*EXERCISE OBJECTIVE:* In the listing below, locate the lines that hold the string "JSON". Copy those lines.

[Start of RECORDS FOR PROCESSING]

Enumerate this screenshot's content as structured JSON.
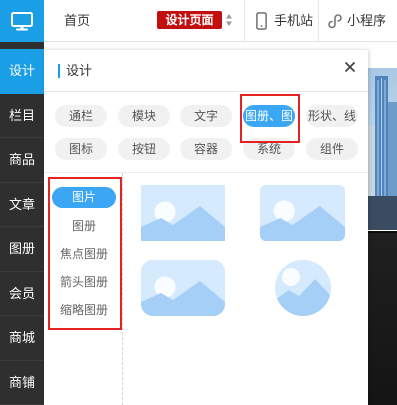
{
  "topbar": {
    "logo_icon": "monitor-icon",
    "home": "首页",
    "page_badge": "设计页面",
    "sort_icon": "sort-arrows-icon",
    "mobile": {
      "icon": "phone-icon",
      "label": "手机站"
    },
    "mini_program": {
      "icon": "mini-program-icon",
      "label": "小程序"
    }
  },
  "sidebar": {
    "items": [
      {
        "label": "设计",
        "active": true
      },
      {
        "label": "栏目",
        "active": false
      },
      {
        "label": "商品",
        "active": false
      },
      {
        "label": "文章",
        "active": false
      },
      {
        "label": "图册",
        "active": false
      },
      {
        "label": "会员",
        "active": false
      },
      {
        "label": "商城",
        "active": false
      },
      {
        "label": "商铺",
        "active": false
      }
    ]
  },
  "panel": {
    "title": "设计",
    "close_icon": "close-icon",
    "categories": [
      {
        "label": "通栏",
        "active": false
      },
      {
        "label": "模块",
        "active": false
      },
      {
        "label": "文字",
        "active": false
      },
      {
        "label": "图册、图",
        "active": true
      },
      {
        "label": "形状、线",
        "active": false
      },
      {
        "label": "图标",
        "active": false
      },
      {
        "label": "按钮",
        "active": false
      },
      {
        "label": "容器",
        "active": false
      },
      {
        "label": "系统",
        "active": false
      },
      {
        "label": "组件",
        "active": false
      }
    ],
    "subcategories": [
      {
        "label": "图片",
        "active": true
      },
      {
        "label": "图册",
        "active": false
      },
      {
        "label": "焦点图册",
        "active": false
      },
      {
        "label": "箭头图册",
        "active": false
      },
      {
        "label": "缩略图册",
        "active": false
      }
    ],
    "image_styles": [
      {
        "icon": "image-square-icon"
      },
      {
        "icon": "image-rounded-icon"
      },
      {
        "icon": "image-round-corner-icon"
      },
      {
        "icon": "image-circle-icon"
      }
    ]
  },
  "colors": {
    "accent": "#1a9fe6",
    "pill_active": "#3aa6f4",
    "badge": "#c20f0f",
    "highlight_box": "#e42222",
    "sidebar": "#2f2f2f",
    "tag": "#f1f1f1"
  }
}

[End of RECORDS FOR PROCESSING]
[Start of RECORDS FOR PROCESSING]

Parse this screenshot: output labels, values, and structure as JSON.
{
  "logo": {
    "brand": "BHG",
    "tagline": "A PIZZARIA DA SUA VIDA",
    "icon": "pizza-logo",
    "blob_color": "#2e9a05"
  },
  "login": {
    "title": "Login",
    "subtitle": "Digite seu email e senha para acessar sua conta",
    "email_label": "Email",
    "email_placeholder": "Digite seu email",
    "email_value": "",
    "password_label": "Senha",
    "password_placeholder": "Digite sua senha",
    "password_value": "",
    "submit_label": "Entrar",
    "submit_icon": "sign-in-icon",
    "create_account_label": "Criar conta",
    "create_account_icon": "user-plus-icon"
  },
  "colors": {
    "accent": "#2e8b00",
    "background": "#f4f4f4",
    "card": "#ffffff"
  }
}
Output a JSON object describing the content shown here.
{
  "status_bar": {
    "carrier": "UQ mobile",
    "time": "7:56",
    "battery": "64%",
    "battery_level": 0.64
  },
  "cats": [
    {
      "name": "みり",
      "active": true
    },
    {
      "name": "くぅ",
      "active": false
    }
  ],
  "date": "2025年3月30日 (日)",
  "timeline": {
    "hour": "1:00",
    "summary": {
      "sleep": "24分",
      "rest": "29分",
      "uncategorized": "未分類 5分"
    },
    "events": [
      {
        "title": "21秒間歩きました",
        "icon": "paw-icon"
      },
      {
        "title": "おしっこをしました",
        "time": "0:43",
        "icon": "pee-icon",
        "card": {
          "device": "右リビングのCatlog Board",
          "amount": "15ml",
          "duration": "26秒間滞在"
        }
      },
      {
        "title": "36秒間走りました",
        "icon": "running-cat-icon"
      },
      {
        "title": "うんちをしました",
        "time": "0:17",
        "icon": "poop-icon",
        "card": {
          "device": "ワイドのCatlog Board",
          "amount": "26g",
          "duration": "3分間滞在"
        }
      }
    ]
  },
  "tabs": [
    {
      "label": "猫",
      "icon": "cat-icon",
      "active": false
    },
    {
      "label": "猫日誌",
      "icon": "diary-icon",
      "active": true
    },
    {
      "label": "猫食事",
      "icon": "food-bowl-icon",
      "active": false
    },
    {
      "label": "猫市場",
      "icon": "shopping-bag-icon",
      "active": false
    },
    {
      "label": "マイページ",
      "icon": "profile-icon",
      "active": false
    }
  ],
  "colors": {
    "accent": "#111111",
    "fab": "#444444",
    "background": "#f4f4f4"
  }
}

[End of RECORDS FOR PROCESSING]

*EXPECTED ANSWER:*
Enumerate this screenshot's content as structured JSON.
Parse this screenshot: output labels, values, and structure as JSON.
Output a JSON object describing the content shown here.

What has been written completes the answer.